• Given data

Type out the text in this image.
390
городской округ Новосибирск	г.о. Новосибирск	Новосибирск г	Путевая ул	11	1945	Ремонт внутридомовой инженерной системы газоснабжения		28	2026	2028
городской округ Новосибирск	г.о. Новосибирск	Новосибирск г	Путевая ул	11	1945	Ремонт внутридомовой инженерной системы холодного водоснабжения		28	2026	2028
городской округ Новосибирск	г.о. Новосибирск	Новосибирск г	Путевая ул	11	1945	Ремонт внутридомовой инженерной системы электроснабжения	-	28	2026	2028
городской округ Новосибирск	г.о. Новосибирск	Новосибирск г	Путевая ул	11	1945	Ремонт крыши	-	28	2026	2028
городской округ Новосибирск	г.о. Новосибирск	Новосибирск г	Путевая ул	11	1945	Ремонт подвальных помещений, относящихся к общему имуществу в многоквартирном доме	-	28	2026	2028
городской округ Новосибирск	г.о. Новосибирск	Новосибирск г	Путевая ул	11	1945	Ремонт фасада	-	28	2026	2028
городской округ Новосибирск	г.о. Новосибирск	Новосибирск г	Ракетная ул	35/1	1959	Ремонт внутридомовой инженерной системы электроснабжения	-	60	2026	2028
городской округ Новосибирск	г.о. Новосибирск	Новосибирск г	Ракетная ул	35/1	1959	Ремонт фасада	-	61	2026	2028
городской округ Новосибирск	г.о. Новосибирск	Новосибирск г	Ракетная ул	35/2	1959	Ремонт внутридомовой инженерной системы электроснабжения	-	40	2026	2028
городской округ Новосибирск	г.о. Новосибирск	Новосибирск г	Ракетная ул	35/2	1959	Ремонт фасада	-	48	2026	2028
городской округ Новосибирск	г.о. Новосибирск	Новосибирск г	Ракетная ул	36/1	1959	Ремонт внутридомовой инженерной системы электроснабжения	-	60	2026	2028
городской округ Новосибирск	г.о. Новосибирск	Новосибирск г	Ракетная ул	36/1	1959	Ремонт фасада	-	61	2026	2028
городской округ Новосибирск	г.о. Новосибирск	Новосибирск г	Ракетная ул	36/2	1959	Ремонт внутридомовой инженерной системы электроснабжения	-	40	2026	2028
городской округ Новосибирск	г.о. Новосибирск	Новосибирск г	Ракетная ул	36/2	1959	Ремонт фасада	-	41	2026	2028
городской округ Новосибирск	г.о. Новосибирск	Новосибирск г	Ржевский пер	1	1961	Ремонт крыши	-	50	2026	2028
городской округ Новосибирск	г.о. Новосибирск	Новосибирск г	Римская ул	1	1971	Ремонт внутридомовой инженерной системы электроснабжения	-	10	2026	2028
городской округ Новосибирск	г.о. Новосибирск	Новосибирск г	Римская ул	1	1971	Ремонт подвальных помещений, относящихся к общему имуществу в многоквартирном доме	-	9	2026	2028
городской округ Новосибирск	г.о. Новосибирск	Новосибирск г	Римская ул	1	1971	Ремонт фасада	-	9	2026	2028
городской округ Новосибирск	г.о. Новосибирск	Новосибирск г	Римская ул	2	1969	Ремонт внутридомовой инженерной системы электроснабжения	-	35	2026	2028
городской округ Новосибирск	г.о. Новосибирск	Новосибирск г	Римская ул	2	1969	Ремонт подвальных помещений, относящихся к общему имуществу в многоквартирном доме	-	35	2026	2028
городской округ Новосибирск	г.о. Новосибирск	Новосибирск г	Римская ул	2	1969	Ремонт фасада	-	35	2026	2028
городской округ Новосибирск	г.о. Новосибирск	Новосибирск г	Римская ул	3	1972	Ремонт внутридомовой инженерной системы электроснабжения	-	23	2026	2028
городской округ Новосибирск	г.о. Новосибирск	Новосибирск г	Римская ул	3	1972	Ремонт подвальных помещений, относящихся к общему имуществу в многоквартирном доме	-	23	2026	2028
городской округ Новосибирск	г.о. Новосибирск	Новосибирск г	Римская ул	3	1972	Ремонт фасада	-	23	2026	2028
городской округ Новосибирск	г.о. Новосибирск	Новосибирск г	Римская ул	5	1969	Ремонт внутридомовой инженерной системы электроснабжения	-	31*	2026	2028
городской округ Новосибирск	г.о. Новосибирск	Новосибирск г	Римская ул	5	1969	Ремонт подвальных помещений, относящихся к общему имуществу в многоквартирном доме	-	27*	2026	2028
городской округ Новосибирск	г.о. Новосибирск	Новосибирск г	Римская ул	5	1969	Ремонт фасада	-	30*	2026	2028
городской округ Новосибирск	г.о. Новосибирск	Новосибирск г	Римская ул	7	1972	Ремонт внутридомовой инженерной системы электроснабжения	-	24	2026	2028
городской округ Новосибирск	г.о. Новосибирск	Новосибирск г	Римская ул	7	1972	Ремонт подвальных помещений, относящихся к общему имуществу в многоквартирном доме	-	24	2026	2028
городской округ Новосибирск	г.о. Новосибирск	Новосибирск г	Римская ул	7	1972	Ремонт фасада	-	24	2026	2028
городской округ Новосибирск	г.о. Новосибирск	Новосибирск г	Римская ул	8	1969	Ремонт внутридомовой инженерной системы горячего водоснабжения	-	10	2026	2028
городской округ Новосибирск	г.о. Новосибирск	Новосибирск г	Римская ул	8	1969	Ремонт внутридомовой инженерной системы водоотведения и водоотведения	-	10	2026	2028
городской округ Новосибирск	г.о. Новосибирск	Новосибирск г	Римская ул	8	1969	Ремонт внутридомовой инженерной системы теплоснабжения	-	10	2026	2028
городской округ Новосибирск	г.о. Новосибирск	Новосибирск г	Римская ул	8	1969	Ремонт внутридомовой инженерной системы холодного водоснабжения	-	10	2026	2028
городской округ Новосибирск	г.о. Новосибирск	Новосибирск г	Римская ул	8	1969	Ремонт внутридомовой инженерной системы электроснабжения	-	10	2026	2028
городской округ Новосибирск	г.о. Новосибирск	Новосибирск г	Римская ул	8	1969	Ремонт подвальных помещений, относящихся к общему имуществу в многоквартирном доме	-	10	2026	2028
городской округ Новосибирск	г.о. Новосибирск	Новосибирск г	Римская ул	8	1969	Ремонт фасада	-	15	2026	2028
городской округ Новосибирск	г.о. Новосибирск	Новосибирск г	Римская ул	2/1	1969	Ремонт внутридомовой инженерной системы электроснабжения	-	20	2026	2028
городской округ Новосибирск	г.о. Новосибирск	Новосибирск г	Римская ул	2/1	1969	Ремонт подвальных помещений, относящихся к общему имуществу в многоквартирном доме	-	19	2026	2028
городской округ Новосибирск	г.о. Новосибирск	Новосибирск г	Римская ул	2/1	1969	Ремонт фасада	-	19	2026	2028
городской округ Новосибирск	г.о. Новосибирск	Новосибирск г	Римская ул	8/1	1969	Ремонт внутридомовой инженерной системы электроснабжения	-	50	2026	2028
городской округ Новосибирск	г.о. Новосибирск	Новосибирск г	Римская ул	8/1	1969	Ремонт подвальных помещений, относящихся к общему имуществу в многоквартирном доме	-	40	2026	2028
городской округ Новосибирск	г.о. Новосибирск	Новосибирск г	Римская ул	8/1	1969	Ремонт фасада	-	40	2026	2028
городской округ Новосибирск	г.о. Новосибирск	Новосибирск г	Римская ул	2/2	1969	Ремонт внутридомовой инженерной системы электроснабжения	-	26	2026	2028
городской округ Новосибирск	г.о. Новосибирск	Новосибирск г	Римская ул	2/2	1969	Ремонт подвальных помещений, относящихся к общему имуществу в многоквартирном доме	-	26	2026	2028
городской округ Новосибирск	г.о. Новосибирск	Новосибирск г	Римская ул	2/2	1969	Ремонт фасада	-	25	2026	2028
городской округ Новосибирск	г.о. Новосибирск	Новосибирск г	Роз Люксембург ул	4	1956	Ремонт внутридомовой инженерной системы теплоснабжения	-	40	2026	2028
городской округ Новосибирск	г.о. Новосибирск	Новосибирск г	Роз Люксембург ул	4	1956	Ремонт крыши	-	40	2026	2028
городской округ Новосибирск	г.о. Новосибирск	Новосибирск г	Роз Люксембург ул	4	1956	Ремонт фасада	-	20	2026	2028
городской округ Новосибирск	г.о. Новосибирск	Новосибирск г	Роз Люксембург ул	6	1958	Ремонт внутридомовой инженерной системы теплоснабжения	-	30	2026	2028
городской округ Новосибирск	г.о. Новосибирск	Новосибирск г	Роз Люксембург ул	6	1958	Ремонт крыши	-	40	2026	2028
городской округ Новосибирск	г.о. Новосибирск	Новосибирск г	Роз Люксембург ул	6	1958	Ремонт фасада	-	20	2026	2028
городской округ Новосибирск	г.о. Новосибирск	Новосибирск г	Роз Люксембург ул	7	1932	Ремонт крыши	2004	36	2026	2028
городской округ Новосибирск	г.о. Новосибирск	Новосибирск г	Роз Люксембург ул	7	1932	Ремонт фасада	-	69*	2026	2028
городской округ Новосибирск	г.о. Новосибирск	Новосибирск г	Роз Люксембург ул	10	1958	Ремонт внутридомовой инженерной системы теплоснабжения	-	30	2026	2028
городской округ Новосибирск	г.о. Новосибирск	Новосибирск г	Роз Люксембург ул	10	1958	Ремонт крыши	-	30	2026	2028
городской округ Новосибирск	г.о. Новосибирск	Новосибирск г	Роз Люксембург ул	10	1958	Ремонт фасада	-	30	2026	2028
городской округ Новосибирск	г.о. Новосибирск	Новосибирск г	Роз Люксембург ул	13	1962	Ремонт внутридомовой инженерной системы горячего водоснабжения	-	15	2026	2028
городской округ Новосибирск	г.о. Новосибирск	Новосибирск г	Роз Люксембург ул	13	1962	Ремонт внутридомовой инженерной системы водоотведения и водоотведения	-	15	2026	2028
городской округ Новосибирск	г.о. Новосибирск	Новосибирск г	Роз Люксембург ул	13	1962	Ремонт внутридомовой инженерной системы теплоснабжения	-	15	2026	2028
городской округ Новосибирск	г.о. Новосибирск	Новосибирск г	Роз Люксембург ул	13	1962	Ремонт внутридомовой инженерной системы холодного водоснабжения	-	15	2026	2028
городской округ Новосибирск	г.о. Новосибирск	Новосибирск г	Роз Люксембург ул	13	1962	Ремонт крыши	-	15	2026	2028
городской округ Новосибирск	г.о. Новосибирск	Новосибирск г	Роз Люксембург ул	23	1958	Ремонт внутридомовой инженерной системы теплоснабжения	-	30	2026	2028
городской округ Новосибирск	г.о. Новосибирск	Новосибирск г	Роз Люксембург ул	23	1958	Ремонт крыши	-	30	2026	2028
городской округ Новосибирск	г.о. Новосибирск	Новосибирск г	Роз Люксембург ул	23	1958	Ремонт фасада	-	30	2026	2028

• Your goal
In the records above, locate the lines holding the word "водоотведения". Copy each of them.

• Correct result
городской округ Новосибирск	г.о. Новосибирск	Новосибирск г	Римская ул	8	1969	Ремонт внутридомовой инженерной системы водоотведения и водоотведения	-	10	2026	2028
городской округ Новосибирск	г.о. Новосибирск	Новосибирск г	Роз Люксембург ул	13	1962	Ремонт внутридомовой инженерной системы водоотведения и водоотведения	-	15	2026	2028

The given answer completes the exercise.